• Exercise details: Below is a block of records: output all of them exactly and leave out the pictures.

• Extracted entries:

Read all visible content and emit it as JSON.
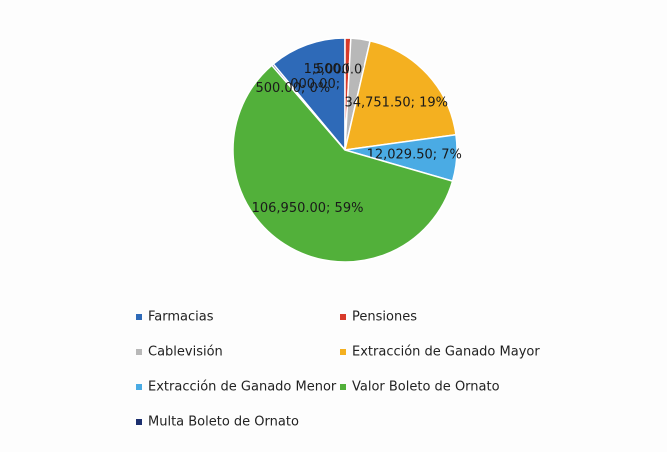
{
  "chart_data": {
    "type": "pie",
    "categories": [
      "Farmacias",
      "Pensiones",
      "Cablevisión",
      "Extracción de Ganado Mayor",
      "Extracción de Ganado Menor",
      "Valor Boleto de Ornato",
      "Multa Boleto de Ornato"
    ],
    "values": [
      20000,
      1500,
      5000,
      34751.5,
      12029.5,
      106950,
      500
    ],
    "value_labels": [
      "20,000.00; 11%",
      "1,500.00; 1%",
      "5,000.00; 3%",
      "34,751.50; 19%",
      "12,029.50; 7%",
      "106,950.00; 59%",
      "500.00; 0%"
    ],
    "colors": [
      "#2e6ab8",
      "#d83a2a",
      "#b8b8b8",
      "#f4b020",
      "#4aabe4",
      "#52b03a",
      "#1c2f6e"
    ]
  }
}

• Solution:
Read all visible content and emit it as JSON.
{
  "chart_data": {
    "type": "pie",
    "categories": [
      "Farmacias",
      "Pensiones",
      "Cablevisión",
      "Extracción de Ganado Mayor",
      "Extracción de Ganado Menor",
      "Valor Boleto de Ornato",
      "Multa Boleto de Ornato"
    ],
    "values": [
      20000,
      1500,
      5000,
      34751.5,
      12029.5,
      106950,
      500
    ],
    "value_labels": [
      "20,000.00; 11%",
      "1,500.00; 1%",
      "5,000.00; 3%",
      "34,751.50; 19%",
      "12,029.50; 7%",
      "106,950.00; 59%",
      "500.00; 0%"
    ],
    "colors": [
      "#2e6ab8",
      "#d83a2a",
      "#b8b8b8",
      "#f4b020",
      "#4aabe4",
      "#52b03a",
      "#1c2f6e"
    ]
  }
}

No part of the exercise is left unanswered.